### Task prompt
From the listing below, copy every line with the word "的体积是定值".

### Data entries
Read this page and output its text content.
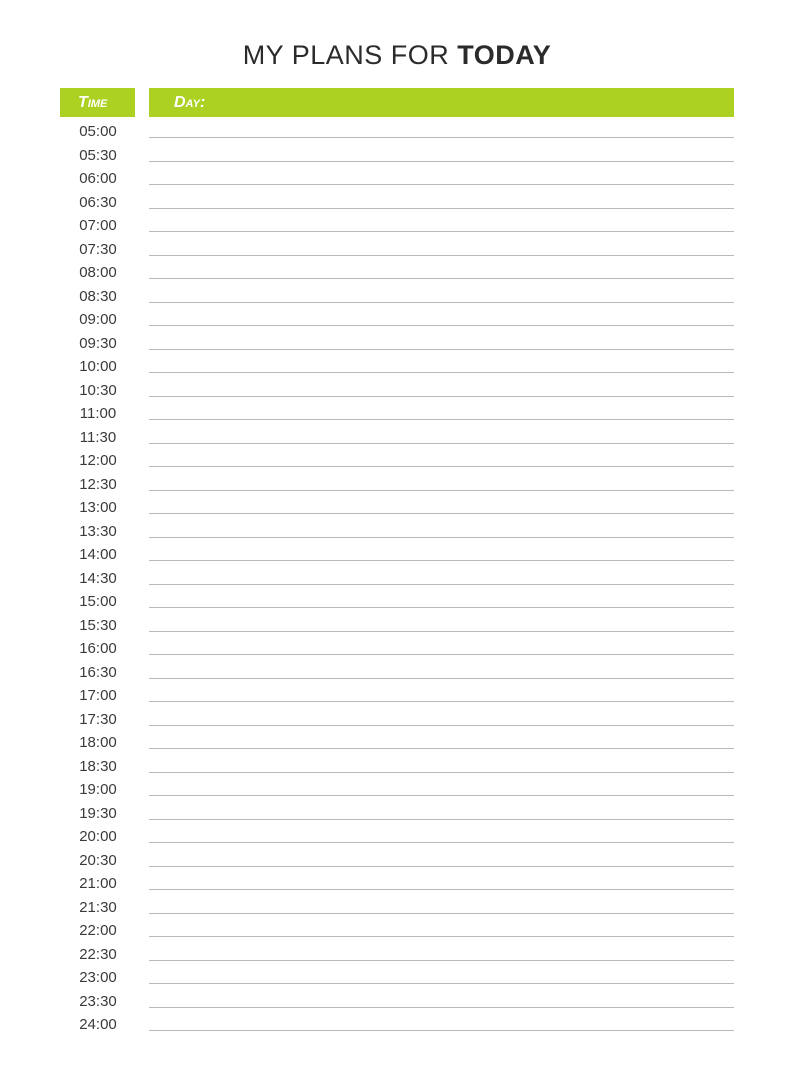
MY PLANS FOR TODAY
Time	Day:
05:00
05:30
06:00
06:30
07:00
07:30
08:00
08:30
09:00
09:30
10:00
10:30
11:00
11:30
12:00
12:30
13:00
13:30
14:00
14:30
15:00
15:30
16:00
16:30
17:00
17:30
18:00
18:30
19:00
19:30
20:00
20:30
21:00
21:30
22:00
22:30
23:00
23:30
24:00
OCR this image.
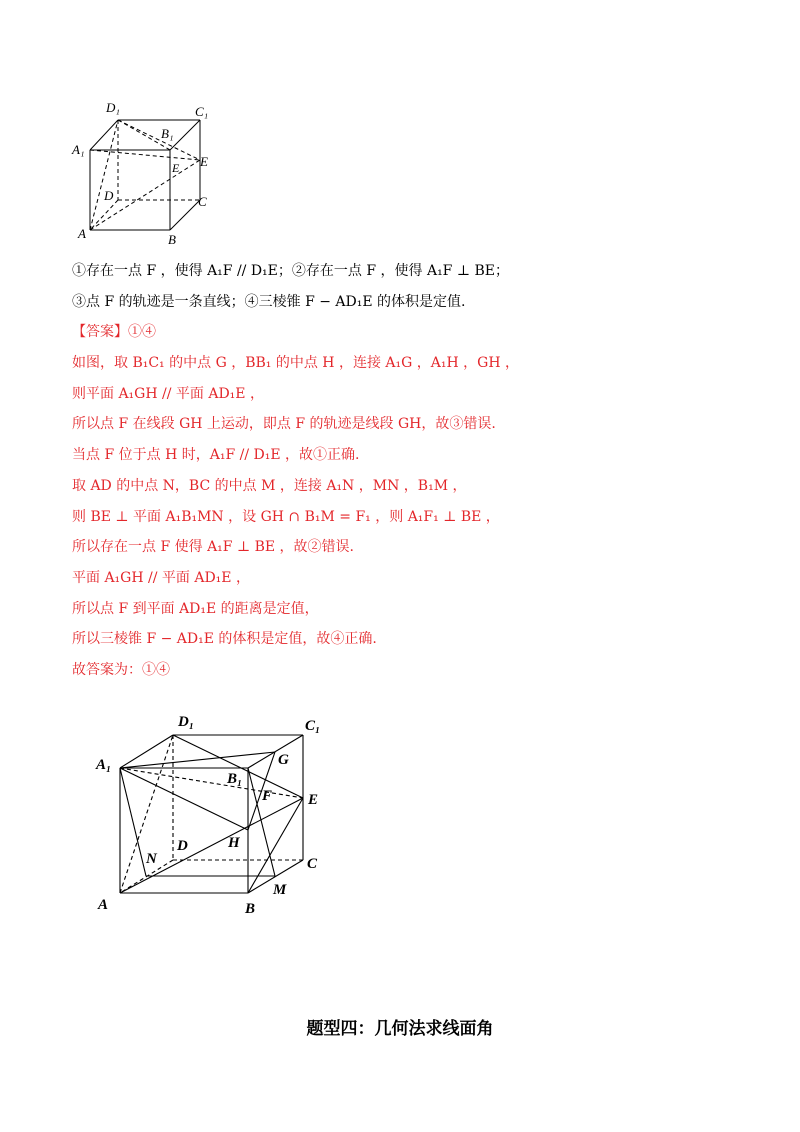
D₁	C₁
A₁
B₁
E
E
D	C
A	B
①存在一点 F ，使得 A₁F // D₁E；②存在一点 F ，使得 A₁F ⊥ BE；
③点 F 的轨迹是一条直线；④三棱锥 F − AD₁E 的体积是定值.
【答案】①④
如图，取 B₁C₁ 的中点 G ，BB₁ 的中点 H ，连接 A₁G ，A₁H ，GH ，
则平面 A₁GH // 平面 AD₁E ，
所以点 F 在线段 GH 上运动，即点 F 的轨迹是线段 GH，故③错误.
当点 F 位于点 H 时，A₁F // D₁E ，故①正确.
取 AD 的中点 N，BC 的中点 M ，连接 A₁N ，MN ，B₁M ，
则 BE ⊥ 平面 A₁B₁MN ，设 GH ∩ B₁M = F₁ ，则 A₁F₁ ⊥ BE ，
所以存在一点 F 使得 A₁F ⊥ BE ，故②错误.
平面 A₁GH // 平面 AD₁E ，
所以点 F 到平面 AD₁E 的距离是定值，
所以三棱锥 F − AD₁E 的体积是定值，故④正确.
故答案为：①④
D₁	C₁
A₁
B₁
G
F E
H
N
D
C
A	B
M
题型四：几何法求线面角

### Written solution
③点 F 的轨迹是一条直线；④三棱锥 F − AD₁E 的体积是定值.
所以三棱锥 F − AD₁E 的体积是定值，故④正确.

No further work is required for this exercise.